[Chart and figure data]

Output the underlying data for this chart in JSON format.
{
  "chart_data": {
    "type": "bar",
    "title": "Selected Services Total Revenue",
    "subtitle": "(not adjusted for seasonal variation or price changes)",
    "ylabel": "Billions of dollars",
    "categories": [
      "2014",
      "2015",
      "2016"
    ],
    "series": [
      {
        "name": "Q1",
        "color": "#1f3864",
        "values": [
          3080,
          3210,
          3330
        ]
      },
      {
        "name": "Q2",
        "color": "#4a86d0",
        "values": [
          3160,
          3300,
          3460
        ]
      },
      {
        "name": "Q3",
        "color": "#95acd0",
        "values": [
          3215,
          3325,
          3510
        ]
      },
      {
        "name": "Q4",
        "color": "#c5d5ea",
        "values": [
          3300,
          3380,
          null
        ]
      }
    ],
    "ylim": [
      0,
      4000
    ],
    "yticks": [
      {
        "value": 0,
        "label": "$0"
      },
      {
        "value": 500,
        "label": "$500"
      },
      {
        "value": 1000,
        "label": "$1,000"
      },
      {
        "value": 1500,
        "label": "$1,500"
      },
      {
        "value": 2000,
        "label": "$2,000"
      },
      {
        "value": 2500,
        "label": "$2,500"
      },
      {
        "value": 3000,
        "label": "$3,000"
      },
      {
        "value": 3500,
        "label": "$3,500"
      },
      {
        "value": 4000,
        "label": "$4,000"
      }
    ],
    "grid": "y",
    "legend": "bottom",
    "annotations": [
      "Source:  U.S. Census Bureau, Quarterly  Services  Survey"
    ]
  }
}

_Request_. From the data above, extract every line in its exact form.

_Answer_.
Output the underlying data for this chart in JSON format.
{
  "chart_data": {
    "type": "bar",
    "title": "Selected Services Total Revenue",
    "subtitle": "(not adjusted for seasonal variation or price changes)",
    "ylabel": "Billions of dollars",
    "categories": [
      "2014",
      "2015",
      "2016"
    ],
    "series": [
      {
        "name": "Q1",
        "color": "#1f3864",
        "values": [
          3080,
          3210,
          3330
        ]
      },
      {
        "name": "Q2",
        "color": "#4a86d0",
        "values": [
          3160,
          3300,
          3460
        ]
      },
      {
        "name": "Q3",
        "color": "#95acd0",
        "values": [
          3215,
          3325,
          3510
        ]
      },
      {
        "name": "Q4",
        "color": "#c5d5ea",
        "values": [
          3300,
          3380,
          null
        ]
      }
    ],
    "ylim": [
      0,
      4000
    ],
    "yticks": [
      {
        "value": 0,
        "label": "$0"
      },
      {
        "value": 500,
        "label": "$500"
      },
      {
        "value": 1000,
        "label": "$1,000"
      },
      {
        "value": 1500,
        "label": "$1,500"
      },
      {
        "value": 2000,
        "label": "$2,000"
      },
      {
        "value": 2500,
        "label": "$2,500"
      },
      {
        "value": 3000,
        "label": "$3,000"
      },
      {
        "value": 3500,
        "label": "$3,500"
      },
      {
        "value": 4000,
        "label": "$4,000"
      }
    ],
    "grid": "y",
    "legend": "bottom",
    "annotations": [
      "Source:  U.S. Census Bureau, Quarterly  Services  Survey"
    ]
  }
}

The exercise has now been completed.